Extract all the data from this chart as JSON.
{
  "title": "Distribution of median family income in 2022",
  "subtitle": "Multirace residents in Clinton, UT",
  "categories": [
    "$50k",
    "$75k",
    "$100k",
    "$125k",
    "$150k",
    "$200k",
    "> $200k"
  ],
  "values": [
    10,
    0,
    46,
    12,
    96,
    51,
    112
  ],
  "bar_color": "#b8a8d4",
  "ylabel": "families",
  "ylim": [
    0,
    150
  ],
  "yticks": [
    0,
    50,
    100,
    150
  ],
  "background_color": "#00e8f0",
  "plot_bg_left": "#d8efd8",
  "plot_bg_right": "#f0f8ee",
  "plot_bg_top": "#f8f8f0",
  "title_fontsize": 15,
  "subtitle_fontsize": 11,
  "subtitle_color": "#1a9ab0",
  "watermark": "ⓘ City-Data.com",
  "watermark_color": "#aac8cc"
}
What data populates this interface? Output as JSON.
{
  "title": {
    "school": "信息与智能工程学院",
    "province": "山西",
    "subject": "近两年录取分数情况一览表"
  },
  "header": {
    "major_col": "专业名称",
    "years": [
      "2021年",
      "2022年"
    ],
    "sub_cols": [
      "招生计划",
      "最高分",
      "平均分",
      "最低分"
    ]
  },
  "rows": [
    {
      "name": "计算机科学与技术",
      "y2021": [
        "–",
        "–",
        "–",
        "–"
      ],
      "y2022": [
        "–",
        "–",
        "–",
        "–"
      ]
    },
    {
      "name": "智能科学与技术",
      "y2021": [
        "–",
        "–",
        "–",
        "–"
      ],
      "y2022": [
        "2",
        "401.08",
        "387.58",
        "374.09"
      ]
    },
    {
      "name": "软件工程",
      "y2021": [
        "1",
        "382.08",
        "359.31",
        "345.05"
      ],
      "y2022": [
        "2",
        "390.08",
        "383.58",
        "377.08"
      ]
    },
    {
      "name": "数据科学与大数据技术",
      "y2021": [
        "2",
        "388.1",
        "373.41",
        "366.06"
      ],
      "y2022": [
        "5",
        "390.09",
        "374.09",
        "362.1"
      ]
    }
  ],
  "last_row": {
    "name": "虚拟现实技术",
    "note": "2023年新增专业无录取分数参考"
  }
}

Objective:
Repeat the data verbatim.

Finished task:
Extract all the data from this chart as JSON.
{
  "title": "Distribution of median family income in 2022",
  "subtitle": "Multirace residents in Clinton, UT",
  "categories": [
    "$50k",
    "$75k",
    "$100k",
    "$125k",
    "$150k",
    "$200k",
    "> $200k"
  ],
  "values": [
    10,
    0,
    46,
    12,
    96,
    51,
    112
  ],
  "bar_color": "#b8a8d4",
  "ylabel": "families",
  "ylim": [
    0,
    150
  ],
  "yticks": [
    0,
    50,
    100,
    150
  ],
  "background_color": "#00e8f0",
  "plot_bg_left": "#d8efd8",
  "plot_bg_right": "#f0f8ee",
  "plot_bg_top": "#f8f8f0",
  "title_fontsize": 15,
  "subtitle_fontsize": 11,
  "subtitle_color": "#1a9ab0",
  "watermark": "ⓘ City-Data.com",
  "watermark_color": "#aac8cc"
}
What data populates this interface? Output as JSON.
{
  "title": {
    "school": "信息与智能工程学院",
    "province": "山西",
    "subject": "近两年录取分数情况一览表"
  },
  "header": {
    "major_col": "专业名称",
    "years": [
      "2021年",
      "2022年"
    ],
    "sub_cols": [
      "招生计划",
      "最高分",
      "平均分",
      "最低分"
    ]
  },
  "rows": [
    {
      "name": "计算机科学与技术",
      "y2021": [
        "–",
        "–",
        "–",
        "–"
      ],
      "y2022": [
        "–",
        "–",
        "–",
        "–"
      ]
    },
    {
      "name": "智能科学与技术",
      "y2021": [
        "–",
        "–",
        "–",
        "–"
      ],
      "y2022": [
        "2",
        "401.08",
        "387.58",
        "374.09"
      ]
    },
    {
      "name": "软件工程",
      "y2021": [
        "1",
        "382.08",
        "359.31",
        "345.05"
      ],
      "y2022": [
        "2",
        "390.08",
        "383.58",
        "377.08"
      ]
    },
    {
      "name": "数据科学与大数据技术",
      "y2021": [
        "2",
        "388.1",
        "373.41",
        "366.06"
      ],
      "y2022": [
        "5",
        "390.09",
        "374.09",
        "362.1"
      ]
    }
  ],
  "last_row": {
    "name": "虚拟现实技术",
    "note": "2023年新增专业无录取分数参考"
  }
}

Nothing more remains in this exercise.